Collect every line that includes the string "skrūvi".

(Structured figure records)
** BEGIN **

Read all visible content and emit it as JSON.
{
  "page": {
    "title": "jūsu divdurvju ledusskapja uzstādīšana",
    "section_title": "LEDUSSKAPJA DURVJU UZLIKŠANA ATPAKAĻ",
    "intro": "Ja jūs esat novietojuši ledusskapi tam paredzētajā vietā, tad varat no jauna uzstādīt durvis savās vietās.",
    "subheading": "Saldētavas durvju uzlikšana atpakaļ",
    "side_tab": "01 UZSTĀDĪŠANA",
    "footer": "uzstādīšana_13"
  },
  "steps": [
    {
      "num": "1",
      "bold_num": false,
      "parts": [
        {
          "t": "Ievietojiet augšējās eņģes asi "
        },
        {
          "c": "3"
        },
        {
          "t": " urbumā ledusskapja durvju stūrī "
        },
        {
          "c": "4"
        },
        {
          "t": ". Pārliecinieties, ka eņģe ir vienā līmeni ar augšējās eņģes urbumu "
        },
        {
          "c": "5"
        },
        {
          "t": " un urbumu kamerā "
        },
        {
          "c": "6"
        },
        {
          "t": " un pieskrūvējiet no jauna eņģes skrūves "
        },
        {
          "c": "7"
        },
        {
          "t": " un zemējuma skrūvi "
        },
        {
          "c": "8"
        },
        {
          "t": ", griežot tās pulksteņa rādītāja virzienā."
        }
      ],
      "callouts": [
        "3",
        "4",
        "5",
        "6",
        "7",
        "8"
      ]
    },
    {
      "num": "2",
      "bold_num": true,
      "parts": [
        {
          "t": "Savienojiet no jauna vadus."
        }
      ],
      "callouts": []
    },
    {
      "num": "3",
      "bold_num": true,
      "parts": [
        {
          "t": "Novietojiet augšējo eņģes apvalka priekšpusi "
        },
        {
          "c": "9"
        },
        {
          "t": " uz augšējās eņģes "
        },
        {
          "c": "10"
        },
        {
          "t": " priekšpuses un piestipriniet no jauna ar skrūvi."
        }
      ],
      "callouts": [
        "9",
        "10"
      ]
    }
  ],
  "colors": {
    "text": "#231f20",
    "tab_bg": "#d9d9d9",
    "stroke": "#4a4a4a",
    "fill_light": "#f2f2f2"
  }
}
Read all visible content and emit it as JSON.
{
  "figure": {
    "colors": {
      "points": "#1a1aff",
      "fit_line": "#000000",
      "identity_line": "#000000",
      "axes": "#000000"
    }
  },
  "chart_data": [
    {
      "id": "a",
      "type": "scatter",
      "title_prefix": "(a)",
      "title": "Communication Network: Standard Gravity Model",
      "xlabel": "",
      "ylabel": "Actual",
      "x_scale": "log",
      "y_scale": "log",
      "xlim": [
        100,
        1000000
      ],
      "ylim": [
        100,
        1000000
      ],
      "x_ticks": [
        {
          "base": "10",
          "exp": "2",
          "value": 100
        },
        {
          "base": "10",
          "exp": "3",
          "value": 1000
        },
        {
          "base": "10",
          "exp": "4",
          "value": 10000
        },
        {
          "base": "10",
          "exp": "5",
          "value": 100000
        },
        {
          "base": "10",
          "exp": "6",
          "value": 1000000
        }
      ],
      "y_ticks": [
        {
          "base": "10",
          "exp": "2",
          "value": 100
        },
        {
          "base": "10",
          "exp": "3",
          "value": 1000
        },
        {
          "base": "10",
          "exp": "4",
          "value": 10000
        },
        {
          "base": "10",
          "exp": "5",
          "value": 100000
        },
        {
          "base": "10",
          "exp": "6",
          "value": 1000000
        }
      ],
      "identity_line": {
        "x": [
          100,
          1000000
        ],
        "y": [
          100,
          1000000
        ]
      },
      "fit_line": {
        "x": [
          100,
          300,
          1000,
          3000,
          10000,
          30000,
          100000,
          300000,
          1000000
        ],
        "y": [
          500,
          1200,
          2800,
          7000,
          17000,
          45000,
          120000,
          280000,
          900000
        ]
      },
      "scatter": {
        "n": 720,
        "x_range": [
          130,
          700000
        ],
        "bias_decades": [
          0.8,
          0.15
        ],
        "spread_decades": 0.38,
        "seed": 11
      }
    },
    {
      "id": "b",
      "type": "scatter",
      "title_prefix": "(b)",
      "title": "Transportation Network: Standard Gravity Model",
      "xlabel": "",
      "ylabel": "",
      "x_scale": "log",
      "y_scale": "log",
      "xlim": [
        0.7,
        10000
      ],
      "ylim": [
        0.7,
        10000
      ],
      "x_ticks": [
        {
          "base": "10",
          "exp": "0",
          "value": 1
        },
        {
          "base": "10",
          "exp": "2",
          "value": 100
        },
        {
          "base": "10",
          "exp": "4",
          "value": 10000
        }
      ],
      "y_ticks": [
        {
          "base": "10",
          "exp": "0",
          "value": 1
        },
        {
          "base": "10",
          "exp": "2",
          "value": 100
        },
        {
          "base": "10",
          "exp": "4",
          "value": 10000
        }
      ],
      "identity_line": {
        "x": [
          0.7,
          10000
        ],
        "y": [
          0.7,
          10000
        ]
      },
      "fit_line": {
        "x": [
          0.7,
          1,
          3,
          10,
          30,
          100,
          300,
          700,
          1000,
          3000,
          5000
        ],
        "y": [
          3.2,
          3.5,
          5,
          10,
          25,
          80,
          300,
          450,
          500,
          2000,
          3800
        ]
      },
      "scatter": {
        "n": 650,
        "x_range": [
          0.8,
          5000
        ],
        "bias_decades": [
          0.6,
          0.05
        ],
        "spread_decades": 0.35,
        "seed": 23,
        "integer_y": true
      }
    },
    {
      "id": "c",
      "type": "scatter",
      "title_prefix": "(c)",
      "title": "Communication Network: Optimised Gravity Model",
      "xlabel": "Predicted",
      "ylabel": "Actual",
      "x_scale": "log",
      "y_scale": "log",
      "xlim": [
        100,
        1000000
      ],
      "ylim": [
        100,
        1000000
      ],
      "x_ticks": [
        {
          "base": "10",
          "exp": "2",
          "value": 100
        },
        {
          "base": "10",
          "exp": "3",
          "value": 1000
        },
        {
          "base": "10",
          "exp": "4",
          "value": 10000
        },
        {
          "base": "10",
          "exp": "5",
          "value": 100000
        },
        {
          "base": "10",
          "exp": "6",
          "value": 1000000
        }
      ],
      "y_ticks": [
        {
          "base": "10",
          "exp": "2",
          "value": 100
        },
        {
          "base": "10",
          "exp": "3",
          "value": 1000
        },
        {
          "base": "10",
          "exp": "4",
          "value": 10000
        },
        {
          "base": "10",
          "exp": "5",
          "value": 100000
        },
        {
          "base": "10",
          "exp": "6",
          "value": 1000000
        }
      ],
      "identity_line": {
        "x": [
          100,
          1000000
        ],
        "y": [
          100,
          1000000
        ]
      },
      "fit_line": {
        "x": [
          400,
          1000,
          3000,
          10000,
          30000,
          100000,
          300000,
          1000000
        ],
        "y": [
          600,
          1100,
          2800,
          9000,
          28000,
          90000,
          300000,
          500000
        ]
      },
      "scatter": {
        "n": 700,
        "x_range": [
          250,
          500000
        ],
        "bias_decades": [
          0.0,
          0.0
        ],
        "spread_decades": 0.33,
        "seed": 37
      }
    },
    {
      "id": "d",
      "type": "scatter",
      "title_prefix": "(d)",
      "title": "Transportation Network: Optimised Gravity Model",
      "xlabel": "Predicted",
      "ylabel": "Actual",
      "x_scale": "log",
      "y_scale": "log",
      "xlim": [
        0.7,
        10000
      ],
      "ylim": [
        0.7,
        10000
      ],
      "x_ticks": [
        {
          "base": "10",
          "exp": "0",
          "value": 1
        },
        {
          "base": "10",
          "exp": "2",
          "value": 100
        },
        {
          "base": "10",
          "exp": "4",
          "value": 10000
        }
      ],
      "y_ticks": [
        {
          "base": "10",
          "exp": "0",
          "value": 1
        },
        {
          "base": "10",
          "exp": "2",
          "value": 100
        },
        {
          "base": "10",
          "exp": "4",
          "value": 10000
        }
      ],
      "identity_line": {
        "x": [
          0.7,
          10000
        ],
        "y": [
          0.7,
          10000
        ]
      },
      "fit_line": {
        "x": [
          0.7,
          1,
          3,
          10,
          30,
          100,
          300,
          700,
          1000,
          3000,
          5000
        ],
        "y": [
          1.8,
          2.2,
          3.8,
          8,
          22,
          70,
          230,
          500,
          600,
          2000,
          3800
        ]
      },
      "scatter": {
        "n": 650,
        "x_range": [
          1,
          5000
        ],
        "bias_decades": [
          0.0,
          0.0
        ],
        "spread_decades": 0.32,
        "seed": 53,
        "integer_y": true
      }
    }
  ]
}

** END **

**CORRECT OUTPUT:**
          "t": " un zemējuma skrūvi "
          "t": " priekšpuses un piestipriniet no jauna ar skrūvi."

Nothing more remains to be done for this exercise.